Extracted data
□ □ □ □ □

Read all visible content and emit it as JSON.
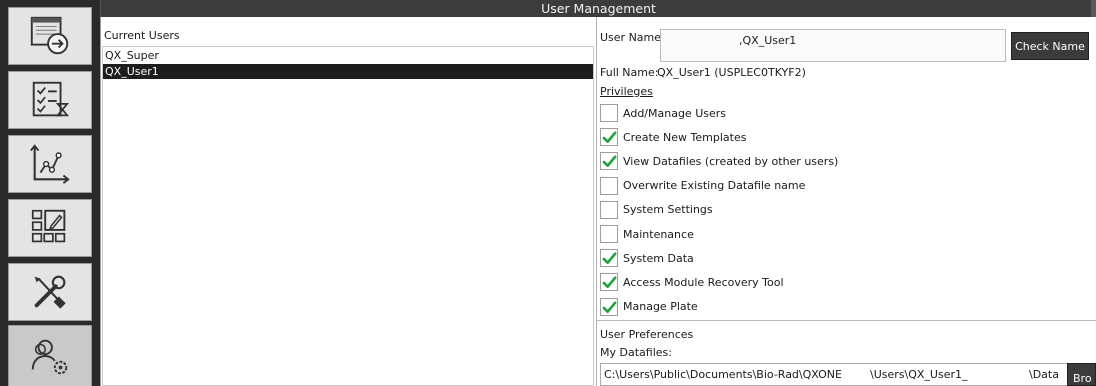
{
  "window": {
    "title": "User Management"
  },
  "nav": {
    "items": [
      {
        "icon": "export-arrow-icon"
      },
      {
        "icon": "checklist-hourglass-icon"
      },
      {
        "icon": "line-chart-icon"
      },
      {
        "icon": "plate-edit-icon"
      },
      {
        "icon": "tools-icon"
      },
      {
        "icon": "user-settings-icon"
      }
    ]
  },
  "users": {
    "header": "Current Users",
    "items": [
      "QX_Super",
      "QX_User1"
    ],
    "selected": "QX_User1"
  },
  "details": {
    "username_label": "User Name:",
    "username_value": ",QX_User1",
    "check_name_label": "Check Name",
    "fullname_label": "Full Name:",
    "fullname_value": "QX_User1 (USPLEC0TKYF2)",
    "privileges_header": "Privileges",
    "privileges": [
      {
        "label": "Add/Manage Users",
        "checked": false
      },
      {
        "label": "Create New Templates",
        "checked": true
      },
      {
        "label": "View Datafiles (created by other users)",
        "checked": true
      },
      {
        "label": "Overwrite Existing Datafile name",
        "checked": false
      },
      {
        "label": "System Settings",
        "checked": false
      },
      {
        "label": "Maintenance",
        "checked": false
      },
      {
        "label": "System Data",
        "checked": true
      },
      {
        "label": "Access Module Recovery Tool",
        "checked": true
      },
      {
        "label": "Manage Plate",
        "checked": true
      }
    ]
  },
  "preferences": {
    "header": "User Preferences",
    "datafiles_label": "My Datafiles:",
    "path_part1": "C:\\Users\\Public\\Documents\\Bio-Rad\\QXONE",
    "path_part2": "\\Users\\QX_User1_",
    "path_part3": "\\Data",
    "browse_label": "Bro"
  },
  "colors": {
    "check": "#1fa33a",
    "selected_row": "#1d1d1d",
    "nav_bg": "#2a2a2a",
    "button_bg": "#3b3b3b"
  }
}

□ □ □ □ □

Given task
Retype every entry verbatim and exclude the pictures from the copy.

Written reply
Read all visible content and emit it as JSON.
{
  "window": {
    "title": "User Management"
  },
  "nav": {
    "items": [
      {
        "icon": "export-arrow-icon"
      },
      {
        "icon": "checklist-hourglass-icon"
      },
      {
        "icon": "line-chart-icon"
      },
      {
        "icon": "plate-edit-icon"
      },
      {
        "icon": "tools-icon"
      },
      {
        "icon": "user-settings-icon"
      }
    ]
  },
  "users": {
    "header": "Current Users",
    "items": [
      "QX_Super",
      "QX_User1"
    ],
    "selected": "QX_User1"
  },
  "details": {
    "username_label": "User Name:",
    "username_value": ",QX_User1",
    "check_name_label": "Check Name",
    "fullname_label": "Full Name:",
    "fullname_value": "QX_User1 (USPLEC0TKYF2)",
    "privileges_header": "Privileges",
    "privileges": [
      {
        "label": "Add/Manage Users",
        "checked": false
      },
      {
        "label": "Create New Templates",
        "checked": true
      },
      {
        "label": "View Datafiles (created by other users)",
        "checked": true
      },
      {
        "label": "Overwrite Existing Datafile name",
        "checked": false
      },
      {
        "label": "System Settings",
        "checked": false
      },
      {
        "label": "Maintenance",
        "checked": false
      },
      {
        "label": "System Data",
        "checked": true
      },
      {
        "label": "Access Module Recovery Tool",
        "checked": true
      },
      {
        "label": "Manage Plate",
        "checked": true
      }
    ]
  },
  "preferences": {
    "header": "User Preferences",
    "datafiles_label": "My Datafiles:",
    "path_part1": "C:\\Users\\Public\\Documents\\Bio-Rad\\QXONE",
    "path_part2": "\\Users\\QX_User1_",
    "path_part3": "\\Data",
    "browse_label": "Bro"
  },
  "colors": {
    "check": "#1fa33a",
    "selected_row": "#1d1d1d",
    "nav_bg": "#2a2a2a",
    "button_bg": "#3b3b3b"
  }
}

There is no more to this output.